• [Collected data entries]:
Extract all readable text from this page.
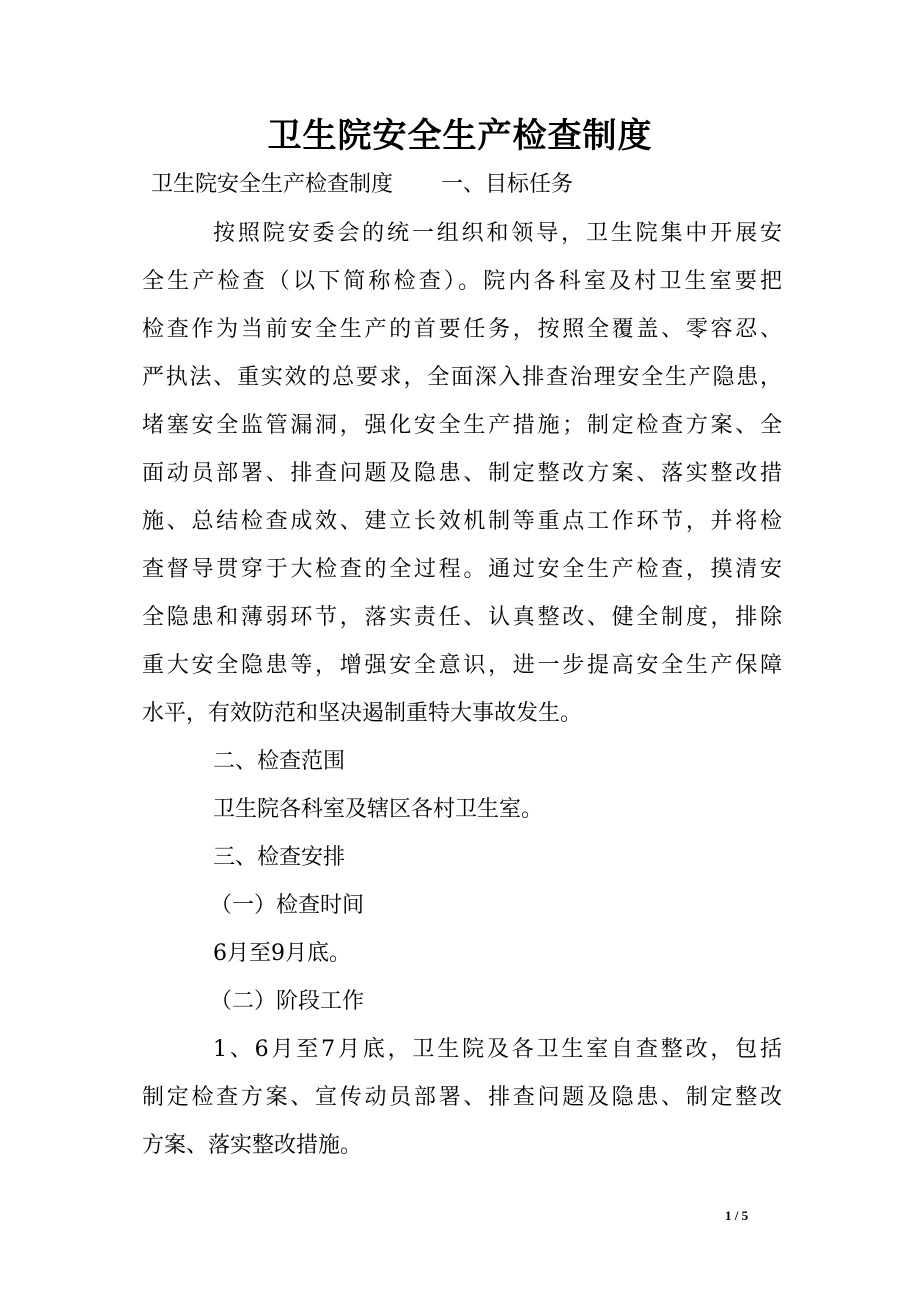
卫生院安全生产检查制度
卫生院安全生产检查制度 一、目标任务
按照院安委会的统一组织和领导，卫生院集中开展安
全生产检查（以下简称检查）。院内各科室及村卫生室要把
检查作为当前安全生产的首要任务，按照全覆盖、零容忍、
严执法、重实效的总要求，全面深入排查治理安全生产隐患，
堵塞安全监管漏洞，强化安全生产措施；制定检查方案、全
面动员部署、排查问题及隐患、制定整改方案、落实整改措
施、总结检查成效、建立长效机制等重点工作环节，并将检
查督导贯穿于大检查的全过程。通过安全生产检查，摸清安
全隐患和薄弱环节，落实责任、认真整改、健全制度，排除
重大安全隐患等，增强安全意识，进一步提高安全生产保障
水平，有效防范和坚决遏制重特大事故发生。
二、检查范围
卫生院各科室及辖区各村卫生室。
三、检查安排
（一）检查时间
6月至9月底。
（二）阶段工作
1、6月至7月底，卫生院及各卫生室自查整改，包括
制定检查方案、宣传动员部署、排查问题及隐患、制定整改
方案、落实整改措施。
1 / 5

• [Prompt]: Examine the data above and state how many of its lines contain the word "排查问题及隐患", with no further remarks.

• [Result for this exercise]: 2